# Material to process
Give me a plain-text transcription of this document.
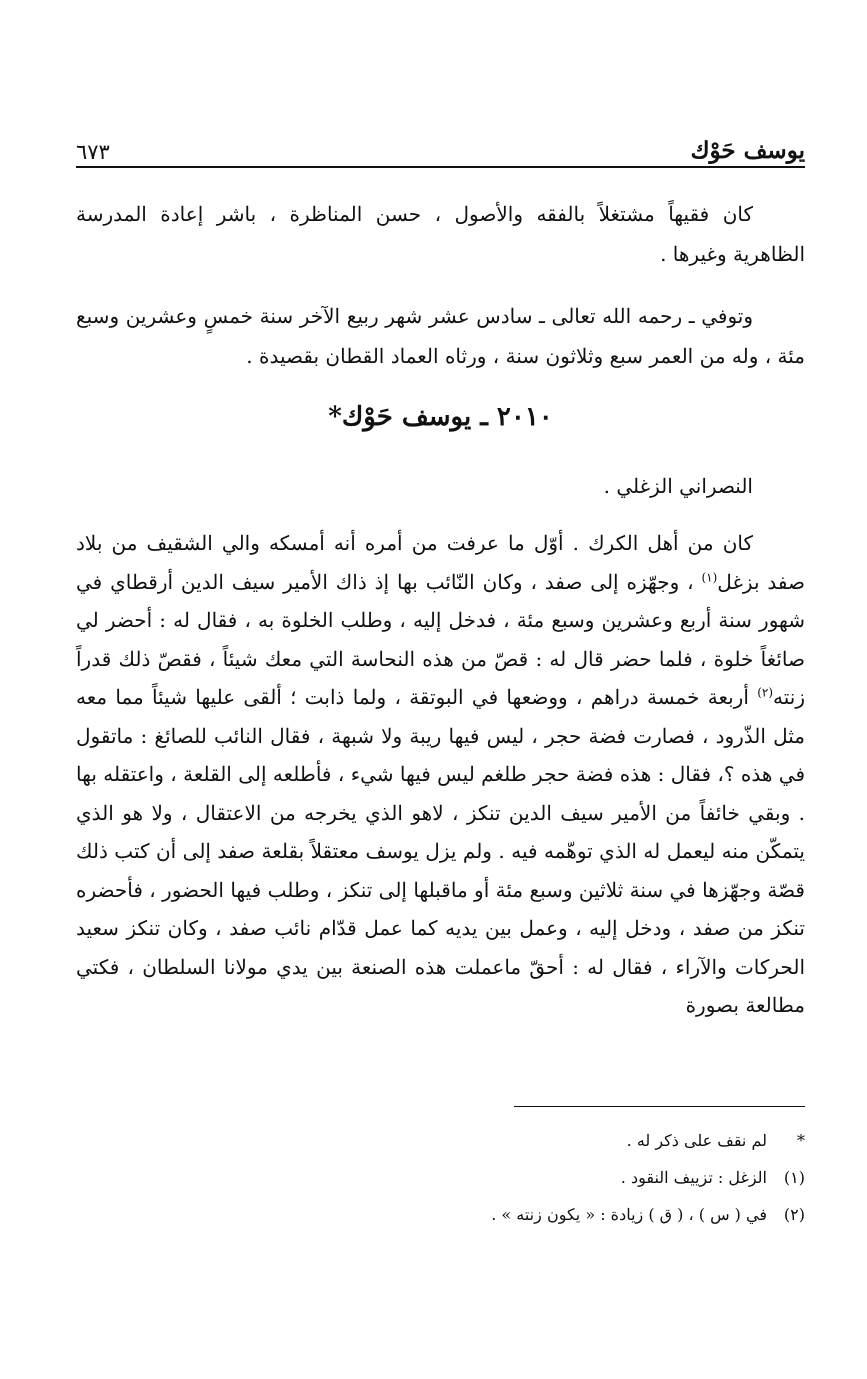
يوسف حَوْك
٦٧٣

كان فقيهاً مشتغلاً بالفقه والأصول ، حسن المناظرة ، باشر إعادة المدرسة الظاهرية وغيرها .

وتوفي ـ رحمه الله تعالى ـ سادس عشر شهر ربيع الآخر سنة خمسٍ وعشرين وسبع مئة ، وله من العمر سبع وثلاثون سنة ، ورثاه العماد القطان بقصيدة .

٢٠١٠ ـ يوسف حَوْك*

النصراني الزغلي .

كان من أهل الكرك . أوّل ما عرفت من أمره أنه أمسكه والي الشقيف من بلاد صفد بزغل$^{(١)}$ ، وجهّزه إلى صفد ، وكان النّائب بها إذ ذاك الأمير سيف الدين أرقطاي في شهور سنة أربع وعشرين وسبع مئة ، فدخل إليه ، وطلب الخلوة به ، فقال له : أحضر لي صائغاً خلوة ، فلما حضر قال له : قصّ من هذه النحاسة التي معك شيئاً ، فقصّ ذلك قدراً زنته$^{(٢)}$ أربعة خمسة دراهم ، ووضعها في البوتقة ، ولما ذابت ؛ ألقى عليها شيئاً مما معه مثل الذّرود ، فصارت فضة حجر ، ليس فيها ريبة ولا شبهة ، فقال النائب للصائغ : ماتقول في هذه ؟، فقال : هذه فضة حجر طلغم ليس فيها شيء ، فأطلعه إلى القلعة ، واعتقله بها . وبقي خائفاً من الأمير سيف الدين تنكز ، لاهو الذي يخرجه من الاعتقال ، ولا هو الذي يتمكّن منه ليعمل له الذي توهّمه فيه . ولم يزل يوسف معتقلاً بقلعة صفد إلى أن كتب ذلك قصّة وجهّزها في سنة ثلاثين وسبع مئة أو ماقبلها إلى تنكز ، وطلب فيها الحضور ، فأحضره تنكز من صفد ، ودخل إليه ، وعمل بين يديه كما عمل قدّام نائب صفد ، وكان تنكز سعيد الحركات والآراء ، فقال له : أحقّ ماعملت هذه الصنعة بين يدي مولانا السلطان ، فكتي مطالعة بصورة

*
لم نقف على ذكر له .
(١)
الزغل : تزييف النقود .
(٢)
في ( س ) ، ( ق ) زيادة : « يكون زنته » .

# What you should do
Omit the pictures and output all of the other material exactly.

# Solution to the exercise
Give me a plain-text transcription of this document.
يوسف حَوْك
٦٧٣

كان فقيهاً مشتغلاً بالفقه والأصول ، حسن المناظرة ، باشر إعادة المدرسة الظاهرية وغيرها .

وتوفي ـ رحمه الله تعالى ـ سادس عشر شهر ربيع الآخر سنة خمسٍ وعشرين وسبع مئة ، وله من العمر سبع وثلاثون سنة ، ورثاه العماد القطان بقصيدة .

٢٠١٠ ـ يوسف حَوْك*

النصراني الزغلي .

كان من أهل الكرك . أوّل ما عرفت من أمره أنه أمسكه والي الشقيف من بلاد صفد بزغل$^{(١)}$ ، وجهّزه إلى صفد ، وكان النّائب بها إذ ذاك الأمير سيف الدين أرقطاي في شهور سنة أربع وعشرين وسبع مئة ، فدخل إليه ، وطلب الخلوة به ، فقال له : أحضر لي صائغاً خلوة ، فلما حضر قال له : قصّ من هذه النحاسة التي معك شيئاً ، فقصّ ذلك قدراً زنته$^{(٢)}$ أربعة خمسة دراهم ، ووضعها في البوتقة ، ولما ذابت ؛ ألقى عليها شيئاً مما معه مثل الذّرود ، فصارت فضة حجر ، ليس فيها ريبة ولا شبهة ، فقال النائب للصائغ : ماتقول في هذه ؟، فقال : هذه فضة حجر طلغم ليس فيها شيء ، فأطلعه إلى القلعة ، واعتقله بها . وبقي خائفاً من الأمير سيف الدين تنكز ، لاهو الذي يخرجه من الاعتقال ، ولا هو الذي يتمكّن منه ليعمل له الذي توهّمه فيه . ولم يزل يوسف معتقلاً بقلعة صفد إلى أن كتب ذلك قصّة وجهّزها في سنة ثلاثين وسبع مئة أو ماقبلها إلى تنكز ، وطلب فيها الحضور ، فأحضره تنكز من صفد ، ودخل إليه ، وعمل بين يديه كما عمل قدّام نائب صفد ، وكان تنكز سعيد الحركات والآراء ، فقال له : أحقّ ماعملت هذه الصنعة بين يدي مولانا السلطان ، فكتي مطالعة بصورة

*
لم نقف على ذكر له .
(١)
الزغل : تزييف النقود .
(٢)
في ( س ) ، ( ق ) زيادة : « يكون زنته » .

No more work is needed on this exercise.